- [SET TASK] Look through the records that follow. Copy every line containing the word "name".
-- START RECORD SET --
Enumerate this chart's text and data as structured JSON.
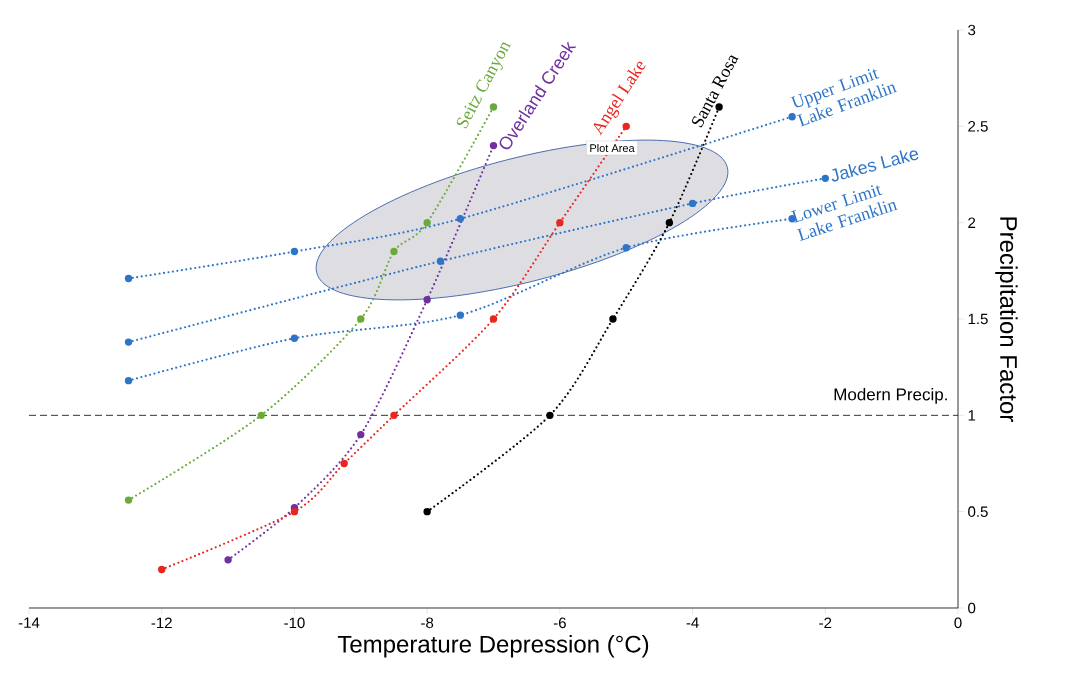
{
  "chart_data": {
    "type": "line",
    "xlabel": "Temperature Depression (°C)",
    "ylabel": "Precipitation Factor",
    "xlim": [
      -14,
      0
    ],
    "ylim": [
      0,
      3
    ],
    "xticks": [
      -14,
      -12,
      -10,
      -8,
      -6,
      -4,
      -2,
      0
    ],
    "yticks": [
      0,
      0.5,
      1,
      1.5,
      2,
      2.5,
      3
    ],
    "grid": false,
    "legend": false,
    "marker": "circle",
    "line_style": "dotted",
    "annotations": [
      "Plot Area"
    ],
    "ref_lines": [
      {
        "axis": "y",
        "value": 1,
        "label": "Modern Precip.",
        "color": "#000000",
        "line_style": "dashed"
      }
    ],
    "series": [
      {
        "name": "Upper Limit Lake Franklin",
        "color": "#2e75c8",
        "x": [
          -12.5,
          -10,
          -7.5,
          -2.5
        ],
        "values": [
          1.71,
          1.85,
          2.02,
          2.55
        ]
      },
      {
        "name": "Jakes Lake",
        "color": "#2e75c8",
        "x": [
          -12.5,
          -7.8,
          -4,
          -2
        ],
        "values": [
          1.38,
          1.8,
          2.1,
          2.23
        ]
      },
      {
        "name": "Lower Limit Lake Franklin",
        "color": "#2e75c8",
        "x": [
          -12.5,
          -10,
          -7.5,
          -5,
          -2.5
        ],
        "values": [
          1.18,
          1.4,
          1.52,
          1.87,
          2.02
        ]
      },
      {
        "name": "Seitz Canyon",
        "color": "#6aaa3a",
        "x": [
          -12.5,
          -10.5,
          -9,
          -8.5,
          -8,
          -7
        ],
        "values": [
          0.56,
          1.0,
          1.5,
          1.85,
          2.0,
          2.6
        ]
      },
      {
        "name": "Overland Creek",
        "color": "#7030a0",
        "x": [
          -11,
          -10,
          -9,
          -8,
          -7
        ],
        "values": [
          0.25,
          0.52,
          0.9,
          1.6,
          2.4
        ]
      },
      {
        "name": "Angel Lake",
        "color": "#e8261f",
        "x": [
          -12,
          -10,
          -9.25,
          -8.5,
          -7,
          -6,
          -5
        ],
        "values": [
          0.2,
          0.5,
          0.75,
          1.0,
          1.5,
          2.0,
          2.5
        ]
      },
      {
        "name": "Santa Rosa",
        "color": "#000000",
        "x": [
          -8,
          -6.15,
          -5.2,
          -4.35,
          -3.6
        ],
        "values": [
          0.5,
          1.0,
          1.5,
          2.0,
          2.6
        ]
      }
    ]
  }
}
-- END RECORD SET --
- [COMPLETE OUTPUT]
        "name": "Upper Limit Lake Franklin",
        "name": "Jakes Lake",
        "name": "Lower Limit Lake Franklin",
        "name": "Seitz Canyon",
        "name": "Overland Creek",
        "name": "Angel Lake",
        "name": "Santa Rosa",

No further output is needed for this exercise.